*Reading passage*.
****************
The GPT-5 system card is OpenAI’s official transparency document published August 13, 2025, covering the GPT-5 model family including gpt-5-main, gpt-5-thinking, and their mini, nano, and pro variants. It details safety evaluations, red teaming results, preparedness framework assessments, biological risk safeguards, and alignment approaches across multiple risk categories.
How does GPT-5 compare to GPT-4o on safety benchmarks?
GPT-5 shows significant improvements in several areas. Sycophancy scores dropped from 0.145 (GPT-4o) to 0.052 (gpt-5-main), a 64% reduction. Jailbreak resistance improved across most categories. However, gpt-5-main showed some regressions in instruction hierarchy tests and certain disallowed content categories compared to GPT-4o, which OpenAI noted for follow-up.
What are the GPT-5 system card biological risk findings?
The GPT-5 thinking model was rated High capability in the Biological and Chemical domain under OpenAI’s preparedness framework. This triggered enhanced safeguards including model training restrictions, system-level protections, account-level enforcement, API access controls, and a Trusted Access Program. Extensive red teaming for bioweaponization was conducted with government participation.
How much did GPT-5 reduce sycophancy compared to previous models?
GPT-5 achieved dramatic sycophancy reductions. The offline sycophancy score dropped from 0.145 (GPT-4o) to 0.052 (gpt-5-main) and 0.040 (gpt-5-thinking). In production A/B testing, sycophancy prevalence fell by approximately 69% for free users and 75% for paid users compared to GPT-4o responses.
What safety challenges does the GPT-5 system card identify?
Key safety challenges include prompt injection vulnerabilities in browsing and code contexts, deception monitoring in chain-of-thought reasoning, hallucination reduction across production traffic, instruction hierarchy adherence where gpt-5-main showed some regressions, and the shift from hard refusals to nuanced safe-completions that maintain helpfulness while avoiding harmful outputs.
Does GPT-5 have improved jailbreak resistance?
Yes. On StrongReject benchmarks, gpt-5-thinking achieved 0.995-0.999 not_unsafe scores across illicit, violence, abuse, and sexual content categories—consistently outperforming OpenAI o3. The gpt-5-main model scored 0.934-0.978 across the same categories, performing comparably to GPT-4o with improvements in illicit and sexual content categories.
****************
*Material shown*.
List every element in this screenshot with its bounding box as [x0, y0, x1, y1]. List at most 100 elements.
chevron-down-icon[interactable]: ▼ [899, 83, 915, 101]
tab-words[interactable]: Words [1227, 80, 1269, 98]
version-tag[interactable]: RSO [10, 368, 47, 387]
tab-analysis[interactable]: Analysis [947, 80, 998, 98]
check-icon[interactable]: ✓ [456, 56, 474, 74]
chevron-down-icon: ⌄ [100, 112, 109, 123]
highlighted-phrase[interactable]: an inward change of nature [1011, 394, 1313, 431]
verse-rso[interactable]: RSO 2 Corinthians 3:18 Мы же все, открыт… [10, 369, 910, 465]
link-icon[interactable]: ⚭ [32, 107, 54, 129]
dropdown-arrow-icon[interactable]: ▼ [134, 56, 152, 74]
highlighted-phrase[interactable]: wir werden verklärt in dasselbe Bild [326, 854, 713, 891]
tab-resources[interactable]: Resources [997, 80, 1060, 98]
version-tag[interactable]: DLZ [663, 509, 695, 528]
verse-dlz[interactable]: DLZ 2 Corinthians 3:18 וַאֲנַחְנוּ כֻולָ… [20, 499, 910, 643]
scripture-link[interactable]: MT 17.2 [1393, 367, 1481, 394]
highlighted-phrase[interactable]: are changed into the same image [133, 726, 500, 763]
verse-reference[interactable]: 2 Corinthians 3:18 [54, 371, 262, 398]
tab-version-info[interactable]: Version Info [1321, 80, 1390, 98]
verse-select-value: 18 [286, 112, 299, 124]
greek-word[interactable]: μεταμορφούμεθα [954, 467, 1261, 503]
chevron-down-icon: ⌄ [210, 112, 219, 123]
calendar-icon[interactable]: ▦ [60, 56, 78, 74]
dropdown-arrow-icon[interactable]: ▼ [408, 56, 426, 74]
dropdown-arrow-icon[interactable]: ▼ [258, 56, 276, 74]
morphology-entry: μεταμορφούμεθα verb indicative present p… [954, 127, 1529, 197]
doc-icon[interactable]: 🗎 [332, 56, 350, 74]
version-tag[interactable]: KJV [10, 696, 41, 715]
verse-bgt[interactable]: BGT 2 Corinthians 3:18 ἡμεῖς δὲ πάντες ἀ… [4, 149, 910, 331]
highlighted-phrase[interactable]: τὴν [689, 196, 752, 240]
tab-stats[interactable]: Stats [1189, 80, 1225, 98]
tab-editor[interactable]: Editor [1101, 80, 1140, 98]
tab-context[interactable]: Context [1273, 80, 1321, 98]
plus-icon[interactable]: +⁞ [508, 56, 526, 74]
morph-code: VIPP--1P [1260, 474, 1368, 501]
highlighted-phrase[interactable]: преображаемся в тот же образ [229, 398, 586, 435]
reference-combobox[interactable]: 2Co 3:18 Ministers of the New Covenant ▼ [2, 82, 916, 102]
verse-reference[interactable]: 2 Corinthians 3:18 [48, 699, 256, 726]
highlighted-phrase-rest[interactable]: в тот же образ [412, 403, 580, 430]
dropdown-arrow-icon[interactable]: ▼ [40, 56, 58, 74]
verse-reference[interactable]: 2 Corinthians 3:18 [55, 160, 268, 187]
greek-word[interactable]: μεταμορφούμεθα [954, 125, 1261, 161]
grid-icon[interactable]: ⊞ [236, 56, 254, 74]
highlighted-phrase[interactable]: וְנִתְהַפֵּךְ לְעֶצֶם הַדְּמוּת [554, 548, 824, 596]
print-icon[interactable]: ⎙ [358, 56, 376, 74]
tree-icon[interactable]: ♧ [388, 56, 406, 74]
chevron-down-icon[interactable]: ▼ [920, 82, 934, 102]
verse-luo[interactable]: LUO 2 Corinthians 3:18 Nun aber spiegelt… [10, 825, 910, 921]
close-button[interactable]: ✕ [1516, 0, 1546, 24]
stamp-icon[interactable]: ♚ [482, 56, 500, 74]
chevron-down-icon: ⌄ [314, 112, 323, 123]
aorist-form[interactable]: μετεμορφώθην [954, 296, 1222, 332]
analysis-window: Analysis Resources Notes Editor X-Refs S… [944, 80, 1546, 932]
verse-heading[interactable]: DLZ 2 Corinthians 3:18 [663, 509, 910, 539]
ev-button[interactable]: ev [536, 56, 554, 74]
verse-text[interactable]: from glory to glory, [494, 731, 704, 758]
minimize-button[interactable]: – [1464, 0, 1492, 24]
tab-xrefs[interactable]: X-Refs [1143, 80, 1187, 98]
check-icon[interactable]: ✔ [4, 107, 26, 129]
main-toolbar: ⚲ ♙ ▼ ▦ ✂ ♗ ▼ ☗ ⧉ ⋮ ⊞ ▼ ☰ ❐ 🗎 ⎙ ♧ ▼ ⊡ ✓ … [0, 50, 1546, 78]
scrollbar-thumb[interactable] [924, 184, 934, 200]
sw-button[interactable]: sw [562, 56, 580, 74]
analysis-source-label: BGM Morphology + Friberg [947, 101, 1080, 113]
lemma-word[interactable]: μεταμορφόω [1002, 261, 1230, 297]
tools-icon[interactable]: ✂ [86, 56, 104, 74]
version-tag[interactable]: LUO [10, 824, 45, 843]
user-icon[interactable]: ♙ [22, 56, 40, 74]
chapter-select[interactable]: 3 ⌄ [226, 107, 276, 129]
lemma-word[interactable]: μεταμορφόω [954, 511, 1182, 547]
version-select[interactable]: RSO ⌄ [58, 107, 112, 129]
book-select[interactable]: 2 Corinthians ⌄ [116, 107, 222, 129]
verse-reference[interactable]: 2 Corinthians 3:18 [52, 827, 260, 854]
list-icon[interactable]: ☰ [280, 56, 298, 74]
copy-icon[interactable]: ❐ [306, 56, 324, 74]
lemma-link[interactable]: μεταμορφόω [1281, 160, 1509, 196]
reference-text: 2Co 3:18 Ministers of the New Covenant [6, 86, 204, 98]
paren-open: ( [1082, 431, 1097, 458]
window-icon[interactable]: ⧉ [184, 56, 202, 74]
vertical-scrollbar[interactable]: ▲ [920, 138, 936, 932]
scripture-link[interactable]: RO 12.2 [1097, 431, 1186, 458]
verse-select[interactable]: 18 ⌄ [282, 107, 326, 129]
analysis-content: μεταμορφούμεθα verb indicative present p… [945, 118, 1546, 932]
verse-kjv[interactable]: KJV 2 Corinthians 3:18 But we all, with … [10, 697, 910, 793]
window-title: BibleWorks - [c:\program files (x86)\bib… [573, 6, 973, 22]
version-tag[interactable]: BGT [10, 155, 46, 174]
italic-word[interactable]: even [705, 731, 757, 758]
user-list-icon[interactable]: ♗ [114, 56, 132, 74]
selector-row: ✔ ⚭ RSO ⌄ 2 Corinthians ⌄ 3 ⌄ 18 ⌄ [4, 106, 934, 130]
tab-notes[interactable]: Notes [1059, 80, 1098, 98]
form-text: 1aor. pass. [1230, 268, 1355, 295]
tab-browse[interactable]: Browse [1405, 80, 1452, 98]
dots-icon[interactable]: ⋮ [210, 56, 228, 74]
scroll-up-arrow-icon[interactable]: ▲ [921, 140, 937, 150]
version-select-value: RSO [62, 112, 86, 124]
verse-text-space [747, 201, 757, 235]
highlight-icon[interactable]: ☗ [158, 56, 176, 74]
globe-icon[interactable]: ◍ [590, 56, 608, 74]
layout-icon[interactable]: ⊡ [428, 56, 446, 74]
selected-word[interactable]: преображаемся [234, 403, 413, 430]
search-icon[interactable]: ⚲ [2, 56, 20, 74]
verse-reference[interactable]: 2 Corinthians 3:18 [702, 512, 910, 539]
****************
*What the task asks*. In the text on the GPT-5 system card, what offline sycophancy score did gpt-5-thinking receive?

*Answer for this exercise*. 0.040